STATED GOAL:
Say how many lines contain "JSON"; the answer is the number alone.

■ ■ ■ ■

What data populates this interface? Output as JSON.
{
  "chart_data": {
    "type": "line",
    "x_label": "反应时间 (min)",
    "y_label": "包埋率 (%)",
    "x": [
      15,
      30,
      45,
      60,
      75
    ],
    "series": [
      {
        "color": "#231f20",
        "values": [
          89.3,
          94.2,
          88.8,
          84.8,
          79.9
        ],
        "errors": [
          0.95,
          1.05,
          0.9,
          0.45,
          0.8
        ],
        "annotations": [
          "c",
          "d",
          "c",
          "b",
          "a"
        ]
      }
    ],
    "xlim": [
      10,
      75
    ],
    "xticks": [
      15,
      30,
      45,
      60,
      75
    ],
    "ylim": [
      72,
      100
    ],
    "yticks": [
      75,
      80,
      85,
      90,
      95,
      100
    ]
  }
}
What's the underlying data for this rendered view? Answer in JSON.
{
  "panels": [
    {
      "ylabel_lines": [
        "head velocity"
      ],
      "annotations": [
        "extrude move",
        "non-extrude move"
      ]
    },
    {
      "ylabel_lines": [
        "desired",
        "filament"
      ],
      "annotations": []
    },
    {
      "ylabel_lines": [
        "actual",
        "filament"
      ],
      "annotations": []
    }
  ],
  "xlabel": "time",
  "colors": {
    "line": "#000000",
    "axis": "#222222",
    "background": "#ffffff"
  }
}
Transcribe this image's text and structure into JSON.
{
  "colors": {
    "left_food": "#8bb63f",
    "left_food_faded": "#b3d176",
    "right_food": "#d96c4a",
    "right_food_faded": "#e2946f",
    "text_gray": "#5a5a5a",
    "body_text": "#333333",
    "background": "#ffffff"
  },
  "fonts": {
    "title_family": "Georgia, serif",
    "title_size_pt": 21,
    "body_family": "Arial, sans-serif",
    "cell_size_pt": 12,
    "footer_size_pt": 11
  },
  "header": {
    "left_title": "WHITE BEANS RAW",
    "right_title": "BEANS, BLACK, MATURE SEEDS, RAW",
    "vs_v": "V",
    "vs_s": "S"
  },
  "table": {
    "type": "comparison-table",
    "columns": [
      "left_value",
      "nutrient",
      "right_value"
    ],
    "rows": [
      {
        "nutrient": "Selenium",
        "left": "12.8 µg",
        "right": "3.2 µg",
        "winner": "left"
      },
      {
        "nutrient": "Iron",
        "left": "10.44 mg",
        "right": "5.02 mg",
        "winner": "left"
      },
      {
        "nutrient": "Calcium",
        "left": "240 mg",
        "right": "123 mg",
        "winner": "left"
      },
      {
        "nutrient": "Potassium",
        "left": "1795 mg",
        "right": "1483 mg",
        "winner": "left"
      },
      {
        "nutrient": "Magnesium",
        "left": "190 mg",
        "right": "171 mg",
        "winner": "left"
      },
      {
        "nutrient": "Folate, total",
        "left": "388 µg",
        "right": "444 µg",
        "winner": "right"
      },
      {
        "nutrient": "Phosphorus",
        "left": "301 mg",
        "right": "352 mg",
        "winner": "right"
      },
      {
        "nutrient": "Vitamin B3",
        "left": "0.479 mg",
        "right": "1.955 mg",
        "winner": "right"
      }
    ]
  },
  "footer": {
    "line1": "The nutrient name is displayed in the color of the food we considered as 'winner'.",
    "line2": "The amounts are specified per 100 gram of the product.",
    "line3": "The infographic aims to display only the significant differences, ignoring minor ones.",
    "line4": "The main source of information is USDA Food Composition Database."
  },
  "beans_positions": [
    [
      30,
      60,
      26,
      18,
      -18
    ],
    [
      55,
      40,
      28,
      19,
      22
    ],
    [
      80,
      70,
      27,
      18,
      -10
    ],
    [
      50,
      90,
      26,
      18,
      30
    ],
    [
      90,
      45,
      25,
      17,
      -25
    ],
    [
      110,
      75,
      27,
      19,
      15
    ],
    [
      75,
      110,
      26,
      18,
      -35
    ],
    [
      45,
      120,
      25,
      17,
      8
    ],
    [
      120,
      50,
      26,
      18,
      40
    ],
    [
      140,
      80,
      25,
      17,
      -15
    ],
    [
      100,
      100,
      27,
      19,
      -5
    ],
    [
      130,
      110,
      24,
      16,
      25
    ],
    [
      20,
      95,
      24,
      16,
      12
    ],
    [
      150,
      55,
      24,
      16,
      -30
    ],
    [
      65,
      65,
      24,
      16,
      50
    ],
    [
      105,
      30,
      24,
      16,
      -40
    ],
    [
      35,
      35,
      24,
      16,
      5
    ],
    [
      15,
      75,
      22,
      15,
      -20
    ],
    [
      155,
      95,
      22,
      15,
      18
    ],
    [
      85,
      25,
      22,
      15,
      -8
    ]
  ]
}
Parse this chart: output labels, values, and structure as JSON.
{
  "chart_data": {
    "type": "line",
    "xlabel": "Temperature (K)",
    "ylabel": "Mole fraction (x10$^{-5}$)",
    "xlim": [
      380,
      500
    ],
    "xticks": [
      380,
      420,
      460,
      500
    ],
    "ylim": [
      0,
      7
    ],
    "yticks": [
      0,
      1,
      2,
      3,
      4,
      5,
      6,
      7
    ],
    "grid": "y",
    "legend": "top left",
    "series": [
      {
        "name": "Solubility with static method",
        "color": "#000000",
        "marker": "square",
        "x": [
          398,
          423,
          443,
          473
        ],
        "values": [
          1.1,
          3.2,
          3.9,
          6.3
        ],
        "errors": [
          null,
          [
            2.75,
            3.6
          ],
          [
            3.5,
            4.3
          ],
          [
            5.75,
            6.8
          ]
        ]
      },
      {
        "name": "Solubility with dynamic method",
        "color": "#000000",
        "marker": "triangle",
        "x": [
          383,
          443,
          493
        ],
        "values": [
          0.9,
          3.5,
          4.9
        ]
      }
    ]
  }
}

■ ■ ■ ■

TASK OUTPUT:
4